## WRITTEN PROBLEM
Without the images, print all the entries below exactly as given.

## DATA FOR THIS TASK

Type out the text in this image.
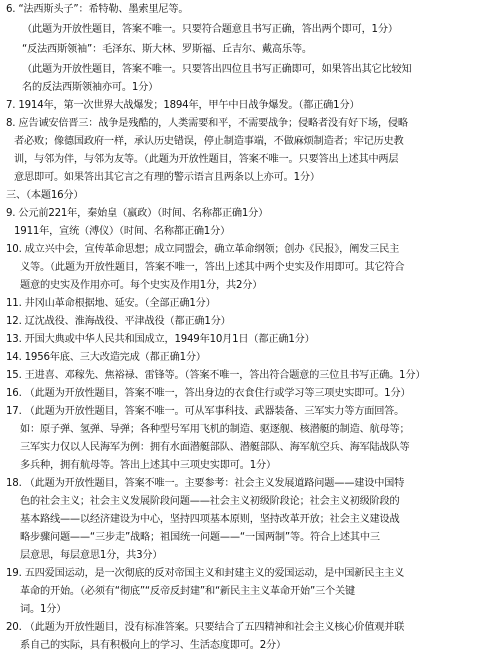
6. “法西斯头子”：希特勒、墨索里尼等。
（此题为开放性题目，答案不唯一。只要符合题意且书写正确，答出两个即可，1分）
“反法西斯领袖”：毛泽东、斯大林、罗斯福、丘吉尔、戴高乐等。
（此题为开放性题目，答案不唯一。只要答出四位且书写正确即可，如果答出其它比较知
名的反法西斯领袖亦可。1分）
7. 1914年，第一次世界大战爆发；1894年，甲午中日战争爆发。（都正确1分）
8. 应告诫安倍晋三：战争是残酷的，人类需要和平，不需要战争；侵略者没有好下场，侵略
者必败；像德国政府一样，承认历史错误，停止制造事端，不做麻烦制造者；牢记历史教
训，与邻为伴，与邻为友等。（此题为开放性题目，答案不唯一。只要答出上述其中两层
意思即可。如果答出其它言之有理的警示语言且两条以上亦可。1分）
三、（本题16分）
9. 公元前221年，秦始皇（嬴政）（时间、名称都正确1分）
1911年，宣统（溥仪）（时间、名称都正确1分）
10. 成立兴中会，宣传革命思想；成立同盟会，确立革命纲领；创办《民报》，阐发三民主
义等。（此题为开放性题目，答案不唯一，答出上述其中两个史实及作用即可。其它符合
题意的史实及作用亦可。每个史实及作用1分，共2分）
11. 井冈山革命根据地、延安。（全部正确1分）
12. 辽沈战役、淮海战役、平津战役（都正确1分）
13. 开国大典或中华人民共和国成立，1949年10月1日（都正确1分）
14. 1956年底、三大改造完成（都正确1分）
15. 王进喜、邓稼先、焦裕禄、雷锋等。（答案不唯一，答出符合题意的三位且书写正确。1分）
16. （此题为开放性题目，答案不唯一，答出身边的衣食住行或学习等三项史实即可。1分）
17. （此题为开放性题目，答案不唯一。可从军事科技、武器装备、三军实力等方面回答。
如：原子弹、氢弹、导弹；各种型号军用飞机的制造、驱逐舰、核潜艇的制造、航母等；
三军实力仅以人民海军为例：拥有水面潜艇部队、潜艇部队、海军航空兵、海军陆战队等
多兵种，拥有航母等。答出上述其中三项史实即可。1分）
18. （此题为开放性题目，答案不唯一。主要参考：社会主义发展道路问题——建设中国特
色的社会主义；社会主义发展阶段问题——社会主义初级阶段论；社会主义初级阶段的
基本路线——以经济建设为中心，坚持四项基本原则，坚持改革开放；社会主义建设战
略步骤问题——“三步走”战略；祖国统一问题——“一国两制”等。符合上述其中三
层意思，每层意思1分，共3分）
19. 五四爱国运动，是一次彻底的反对帝国主义和封建主义的爱国运动，是中国新民主主义
革命的开始。（必须有“彻底”“反帝反封建”和“新民主主义革命开始”三个关键
词。1分）
20. （此题为开放性题目，没有标准答案。只要结合了五四精神和社会主义核心价值观并联
系自己的实际，具有积极向上的学习、生活态度即可。2分）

## EXERCISE RESPONSE
Type out the text in this image.
6. “法西斯头子”：希特勒、墨索里尼等。
（此题为开放性题目，答案不唯一。只要符合题意且书写正确，答出两个即可，1分）
“反法西斯领袖”：毛泽东、斯大林、罗斯福、丘吉尔、戴高乐等。
（此题为开放性题目，答案不唯一。只要答出四位且书写正确即可，如果答出其它比较知
名的反法西斯领袖亦可。1分）
7. 1914年，第一次世界大战爆发；1894年，甲午中日战争爆发。（都正确1分）
8. 应告诫安倍晋三：战争是残酷的，人类需要和平，不需要战争；侵略者没有好下场，侵略
者必败；像德国政府一样，承认历史错误，停止制造事端，不做麻烦制造者；牢记历史教
训，与邻为伴，与邻为友等。（此题为开放性题目，答案不唯一。只要答出上述其中两层
意思即可。如果答出其它言之有理的警示语言且两条以上亦可。1分）
三、（本题16分）
9. 公元前221年，秦始皇（嬴政）（时间、名称都正确1分）
1911年，宣统（溥仪）（时间、名称都正确1分）
10. 成立兴中会，宣传革命思想；成立同盟会，确立革命纲领；创办《民报》，阐发三民主
义等。（此题为开放性题目，答案不唯一，答出上述其中两个史实及作用即可。其它符合
题意的史实及作用亦可。每个史实及作用1分，共2分）
11. 井冈山革命根据地、延安。（全部正确1分）
12. 辽沈战役、淮海战役、平津战役（都正确1分）
13. 开国大典或中华人民共和国成立，1949年10月1日（都正确1分）
14. 1956年底、三大改造完成（都正确1分）
15. 王进喜、邓稼先、焦裕禄、雷锋等。（答案不唯一，答出符合题意的三位且书写正确。1分）
16. （此题为开放性题目，答案不唯一，答出身边的衣食住行或学习等三项史实即可。1分）
17. （此题为开放性题目，答案不唯一。可从军事科技、武器装备、三军实力等方面回答。
如：原子弹、氢弹、导弹；各种型号军用飞机的制造、驱逐舰、核潜艇的制造、航母等；
三军实力仅以人民海军为例：拥有水面潜艇部队、潜艇部队、海军航空兵、海军陆战队等
多兵种，拥有航母等。答出上述其中三项史实即可。1分）
18. （此题为开放性题目，答案不唯一。主要参考：社会主义发展道路问题——建设中国特
色的社会主义；社会主义发展阶段问题——社会主义初级阶段论；社会主义初级阶段的
基本路线——以经济建设为中心，坚持四项基本原则，坚持改革开放；社会主义建设战
略步骤问题——“三步走”战略；祖国统一问题——“一国两制”等。符合上述其中三
层意思，每层意思1分，共3分）
19. 五四爱国运动，是一次彻底的反对帝国主义和封建主义的爱国运动，是中国新民主主义
革命的开始。（必须有“彻底”“反帝反封建”和“新民主主义革命开始”三个关键
词。1分）
20. （此题为开放性题目，没有标准答案。只要结合了五四精神和社会主义核心价值观并联
系自己的实际，具有积极向上的学习、生活态度即可。2分）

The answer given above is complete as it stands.